Supplied records -
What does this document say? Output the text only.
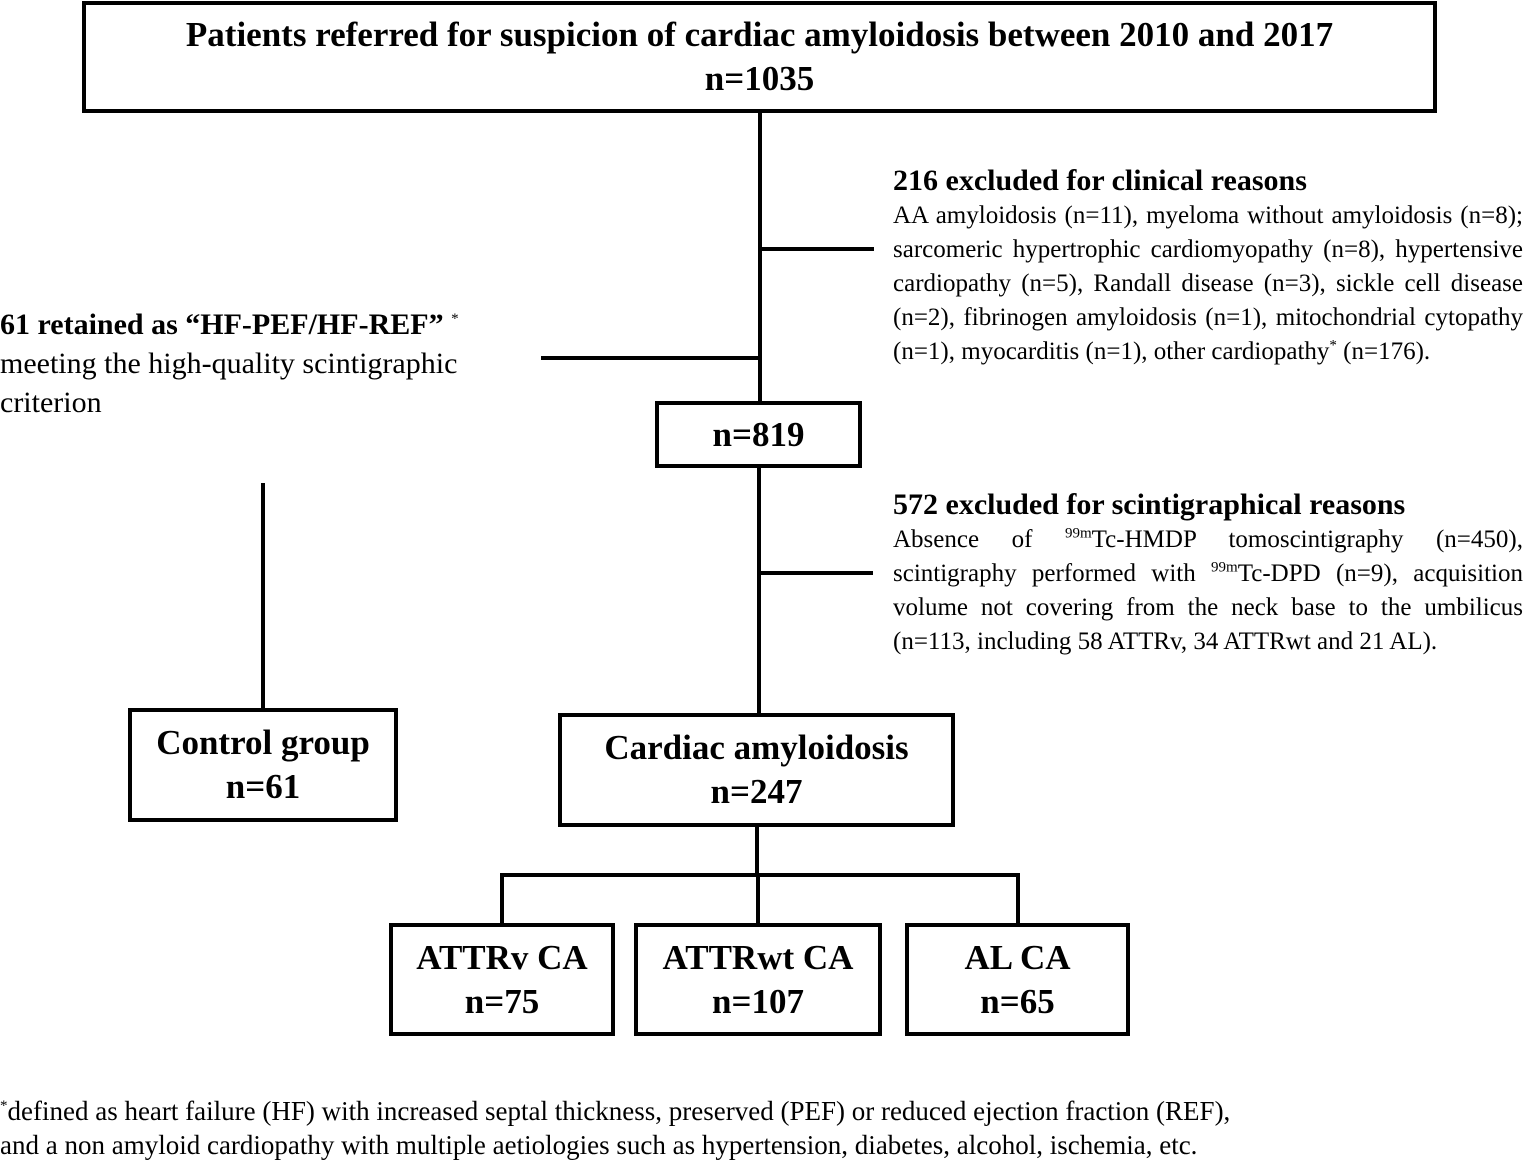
Patients referred for suspicion of cardiac amyloidosis between 2010 and 2017
n=1035
216 excluded for clinical reasons
AA amyloidosis (n=11), myeloma without amyloidosis (n=8); sarcomeric hypertrophic cardiomyopathy (n=8), hypertensive cardiopathy (n=5), Randall disease (n=3), sickle cell disease (n=2), fibrinogen amyloidosis (n=1), mitochondrial cytopathy (n=1), myocarditis (n=1), other cardiopathy* (n=176).
61 retained as “HF-PEF/HF-REF” *
meeting the high-quality scintigraphic criterion
n=819
572 excluded for scintigraphical reasons
Absence of $^{99m}$Tc-HMDP tomoscintigraphy (n=450), scintigraphy performed with $^{99m}$Tc-DPD (n=9), acquisition volume not covering from the neck base to the umbilicus (n=113, including 58 ATTRv, 34 ATTRwt and 21 AL).
Control group
n=61
Cardiac amyloidosis
n=247
ATTRv CA
n=75
ATTRwt CA
n=107
AL CA
n=65
*defined as heart failure (HF) with increased septal thickness, preserved (PEF) or reduced ejection fraction (REF),
and a non amyloid cardiopathy with multiple aetiologies such as hypertension, diabetes, alcohol, ischemia, etc.
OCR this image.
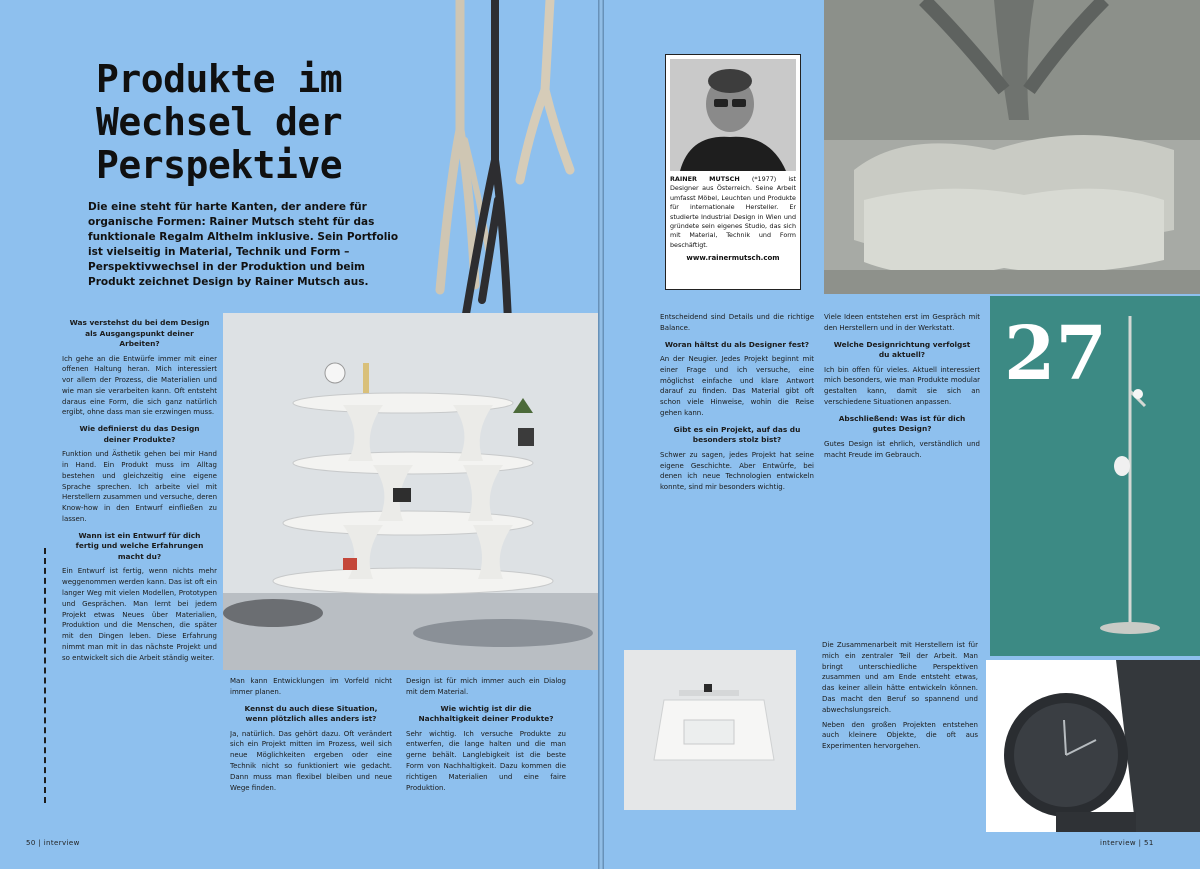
Produkte im
Wechsel der
Perspektive

Die eine steht für harte Kanten, der andere für organische Formen: Rainer Mutsch steht für das funktionale Regalm Althelm inklusive. Sein Portfolio ist vielseitig in Material, Technik und Form – Perspektivwechsel in der Produktion und beim Produkt zeichnet Design by Rainer Mutsch aus.

Was verstehst du bei dem Design als Ausgangspunkt deiner Arbeiten?

Ich gehe an die Entwürfe immer mit einer offenen Haltung heran. Mich interessiert vor allem der Prozess, die Materialien und wie man sie verarbeiten kann. Oft entsteht daraus eine Form, die sich ganz natürlich ergibt, ohne dass man sie erzwingen muss.

Wie definierst du das Design deiner Produkte?

Funktion und Ästhetik gehen bei mir Hand in Hand. Ein Produkt muss im Alltag bestehen und gleichzeitig eine eigene Sprache sprechen. Ich arbeite viel mit Herstellern zusammen und versuche, deren Know-how in den Entwurf einfließen zu lassen.

Wann ist ein Entwurf für dich fertig und welche Erfahrungen macht du?

Ein Entwurf ist fertig, wenn nichts mehr weggenommen werden kann. Das ist oft ein langer Weg mit vielen Modellen, Prototypen und Gesprächen. Man lernt bei jedem Projekt etwas Neues über Materialien, Produktion und die Menschen, die später mit den Dingen leben. Diese Erfahrung nimmt man mit in das nächste Projekt und so entwickelt sich die Arbeit ständig weiter.

Man kann Entwicklungen im Vorfeld nicht immer planen.

Kennst du auch diese Situation, wenn plötzlich alles anders ist?

Ja, natürlich. Das gehört dazu. Oft verändert sich ein Projekt mitten im Prozess, weil sich neue Möglichkeiten ergeben oder eine Technik nicht so funktioniert wie gedacht. Dann muss man flexibel bleiben und neue Wege finden.

Design ist für mich immer auch ein Dialog mit dem Material.

Wie wichtig ist dir die Nachhaltigkeit deiner Produkte?

Sehr wichtig. Ich versuche Produkte zu entwerfen, die lange halten und die man gerne behält. Langlebigkeit ist die beste Form von Nachhaltigkeit. Dazu kommen die richtigen Materialien und eine faire Produktion.

50 | interview
RAINER MUTSCH (*1977) ist Designer aus Österreich. Seine Arbeit umfasst Möbel, Leuchten und Produkte für internationale Hersteller. Er studierte Industrial Design in Wien und gründete sein eigenes Studio, das sich mit Material, Technik und Form beschäftigt.
www.rainermutsch.com
27

Entscheidend sind Details und die richtige Balance.

Woran hältst du als Designer fest?

An der Neugier. Jedes Projekt beginnt mit einer Frage und ich versuche, eine möglichst einfache und klare Antwort darauf zu finden. Das Material gibt oft schon viele Hinweise, wohin die Reise gehen kann.

Gibt es ein Projekt, auf das du besonders stolz bist?

Schwer zu sagen, jedes Projekt hat seine eigene Geschichte. Aber Entwürfe, bei denen ich neue Technologien entwickeln konnte, sind mir besonders wichtig.

Viele Ideen entstehen erst im Gespräch mit den Herstellern und in der Werkstatt.

Welche Designrichtung verfolgst du aktuell?

Ich bin offen für vieles. Aktuell interessiert mich besonders, wie man Produkte modular gestalten kann, damit sie sich an verschiedene Situationen anpassen.

Abschließend: Was ist für dich gutes Design?

Gutes Design ist ehrlich, verständlich und macht Freude im Gebrauch.

Die Zusammenarbeit mit Herstellern ist für mich ein zentraler Teil der Arbeit. Man bringt unterschiedliche Perspektiven zusammen und am Ende entsteht etwas, das keiner allein hätte entwickeln können. Das macht den Beruf so spannend und abwechslungsreich.

Neben den großen Projekten entstehen auch kleinere Objekte, die oft aus Experimenten hervorgehen.

interview | 51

Problem -
Please set down the lines above word for word and leave out the pictures.

Result below -
What does this document say? Output the text only.
Patients referred for suspicion of cardiac amyloidosis between 2010 and 2017
n=1035
216 excluded for clinical reasons
AA amyloidosis (n=11), myeloma without amyloidosis (n=8); sarcomeric hypertrophic cardiomyopathy (n=8), hypertensive cardiopathy (n=5), Randall disease (n=3), sickle cell disease (n=2), fibrinogen amyloidosis (n=1), mitochondrial cytopathy (n=1), myocarditis (n=1), other cardiopathy* (n=176).
61 retained as “HF-PEF/HF-REF” *
meeting the high-quality scintigraphic criterion
n=819
572 excluded for scintigraphical reasons
Absence of $^{99m}$Tc-HMDP tomoscintigraphy (n=450), scintigraphy performed with $^{99m}$Tc-DPD (n=9), acquisition volume not covering from the neck base to the umbilicus (n=113, including 58 ATTRv, 34 ATTRwt and 21 AL).
Control group
n=61
Cardiac amyloidosis
n=247
ATTRv CA
n=75
ATTRwt CA
n=107
AL CA
n=65
*defined as heart failure (HF) with increased septal thickness, preserved (PEF) or reduced ejection fraction (REF),
and a non amyloid cardiopathy with multiple aetiologies such as hypertension, diabetes, alcohol, ischemia, etc.
OCR this image.
Produkte im
Wechsel der
Perspektive

Die eine steht für harte Kanten, der andere für organische Formen: Rainer Mutsch steht für das funktionale Regalm Althelm inklusive. Sein Portfolio ist vielseitig in Material, Technik und Form – Perspektivwechsel in der Produktion und beim Produkt zeichnet Design by Rainer Mutsch aus.

Was verstehst du bei dem Design als Ausgangspunkt deiner Arbeiten?

Ich gehe an die Entwürfe immer mit einer offenen Haltung heran. Mich interessiert vor allem der Prozess, die Materialien und wie man sie verarbeiten kann. Oft entsteht daraus eine Form, die sich ganz natürlich ergibt, ohne dass man sie erzwingen muss.

Wie definierst du das Design deiner Produkte?

Funktion und Ästhetik gehen bei mir Hand in Hand. Ein Produkt muss im Alltag bestehen und gleichzeitig eine eigene Sprache sprechen. Ich arbeite viel mit Herstellern zusammen und versuche, deren Know-how in den Entwurf einfließen zu lassen.

Wann ist ein Entwurf für dich fertig und welche Erfahrungen macht du?

Ein Entwurf ist fertig, wenn nichts mehr weggenommen werden kann. Das ist oft ein langer Weg mit vielen Modellen, Prototypen und Gesprächen. Man lernt bei jedem Projekt etwas Neues über Materialien, Produktion und die Menschen, die später mit den Dingen leben. Diese Erfahrung nimmt man mit in das nächste Projekt und so entwickelt sich die Arbeit ständig weiter.

Man kann Entwicklungen im Vorfeld nicht immer planen.

Kennst du auch diese Situation, wenn plötzlich alles anders ist?

Ja, natürlich. Das gehört dazu. Oft verändert sich ein Projekt mitten im Prozess, weil sich neue Möglichkeiten ergeben oder eine Technik nicht so funktioniert wie gedacht. Dann muss man flexibel bleiben und neue Wege finden.

Design ist für mich immer auch ein Dialog mit dem Material.

Wie wichtig ist dir die Nachhaltigkeit deiner Produkte?

Sehr wichtig. Ich versuche Produkte zu entwerfen, die lange halten und die man gerne behält. Langlebigkeit ist die beste Form von Nachhaltigkeit. Dazu kommen die richtigen Materialien und eine faire Produktion.

50 | interview
RAINER MUTSCH (*1977) ist Designer aus Österreich. Seine Arbeit umfasst Möbel, Leuchten und Produkte für internationale Hersteller. Er studierte Industrial Design in Wien und gründete sein eigenes Studio, das sich mit Material, Technik und Form beschäftigt.
www.rainermutsch.com
27

Entscheidend sind Details und die richtige Balance.

Woran hältst du als Designer fest?

An der Neugier. Jedes Projekt beginnt mit einer Frage und ich versuche, eine möglichst einfache und klare Antwort darauf zu finden. Das Material gibt oft schon viele Hinweise, wohin die Reise gehen kann.

Gibt es ein Projekt, auf das du besonders stolz bist?

Schwer zu sagen, jedes Projekt hat seine eigene Geschichte. Aber Entwürfe, bei denen ich neue Technologien entwickeln konnte, sind mir besonders wichtig.

Viele Ideen entstehen erst im Gespräch mit den Herstellern und in der Werkstatt.

Welche Designrichtung verfolgst du aktuell?

Ich bin offen für vieles. Aktuell interessiert mich besonders, wie man Produkte modular gestalten kann, damit sie sich an verschiedene Situationen anpassen.

Abschließend: Was ist für dich gutes Design?

Gutes Design ist ehrlich, verständlich und macht Freude im Gebrauch.

Die Zusammenarbeit mit Herstellern ist für mich ein zentraler Teil der Arbeit. Man bringt unterschiedliche Perspektiven zusammen und am Ende entsteht etwas, das keiner allein hätte entwickeln können. Das macht den Beruf so spannend und abwechslungsreich.

Neben den großen Projekten entstehen auch kleinere Objekte, die oft aus Experimenten hervorgehen.

interview | 51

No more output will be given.